[Records that describe figures]
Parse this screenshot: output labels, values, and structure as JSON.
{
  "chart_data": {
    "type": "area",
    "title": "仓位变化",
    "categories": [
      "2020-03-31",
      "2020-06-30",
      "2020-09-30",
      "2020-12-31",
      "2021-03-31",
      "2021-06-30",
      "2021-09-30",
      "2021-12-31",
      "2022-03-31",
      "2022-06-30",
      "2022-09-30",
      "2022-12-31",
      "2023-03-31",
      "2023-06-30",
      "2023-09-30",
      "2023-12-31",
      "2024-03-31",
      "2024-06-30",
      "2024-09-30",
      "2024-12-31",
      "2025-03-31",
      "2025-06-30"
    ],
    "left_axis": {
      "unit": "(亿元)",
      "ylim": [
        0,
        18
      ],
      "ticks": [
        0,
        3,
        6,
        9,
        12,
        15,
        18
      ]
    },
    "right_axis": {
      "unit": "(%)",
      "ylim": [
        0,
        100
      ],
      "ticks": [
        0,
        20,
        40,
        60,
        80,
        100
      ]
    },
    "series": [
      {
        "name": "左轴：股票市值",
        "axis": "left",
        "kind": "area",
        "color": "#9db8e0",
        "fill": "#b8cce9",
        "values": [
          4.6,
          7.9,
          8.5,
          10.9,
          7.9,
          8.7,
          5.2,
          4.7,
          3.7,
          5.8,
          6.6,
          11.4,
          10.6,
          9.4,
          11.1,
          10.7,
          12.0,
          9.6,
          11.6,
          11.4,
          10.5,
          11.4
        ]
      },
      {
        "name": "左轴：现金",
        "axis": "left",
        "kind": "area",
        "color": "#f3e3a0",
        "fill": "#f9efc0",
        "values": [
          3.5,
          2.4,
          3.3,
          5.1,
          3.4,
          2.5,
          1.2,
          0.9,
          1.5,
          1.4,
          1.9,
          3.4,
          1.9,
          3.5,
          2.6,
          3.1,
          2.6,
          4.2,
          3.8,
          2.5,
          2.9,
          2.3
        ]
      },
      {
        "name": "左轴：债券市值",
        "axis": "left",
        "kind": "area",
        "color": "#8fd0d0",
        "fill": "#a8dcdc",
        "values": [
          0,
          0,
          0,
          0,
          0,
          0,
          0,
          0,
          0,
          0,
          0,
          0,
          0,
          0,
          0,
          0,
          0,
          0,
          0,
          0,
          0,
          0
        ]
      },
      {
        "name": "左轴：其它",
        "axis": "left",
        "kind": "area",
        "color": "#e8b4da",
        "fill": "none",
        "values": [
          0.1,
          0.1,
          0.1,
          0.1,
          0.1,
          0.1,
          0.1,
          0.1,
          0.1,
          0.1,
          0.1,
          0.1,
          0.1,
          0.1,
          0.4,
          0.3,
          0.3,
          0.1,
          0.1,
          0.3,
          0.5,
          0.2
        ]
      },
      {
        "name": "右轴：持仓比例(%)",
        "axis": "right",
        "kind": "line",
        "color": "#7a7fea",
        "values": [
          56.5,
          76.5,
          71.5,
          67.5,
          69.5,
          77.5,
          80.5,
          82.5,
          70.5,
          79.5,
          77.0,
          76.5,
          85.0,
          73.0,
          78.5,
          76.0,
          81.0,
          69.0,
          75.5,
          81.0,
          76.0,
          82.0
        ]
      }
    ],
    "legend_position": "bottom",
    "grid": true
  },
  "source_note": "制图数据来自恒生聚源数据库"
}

WHAT THE TASK ASKS – Looking at the records above, work out how many lines include the word "name", then give that number by itself.

COMPLETED TASK – 5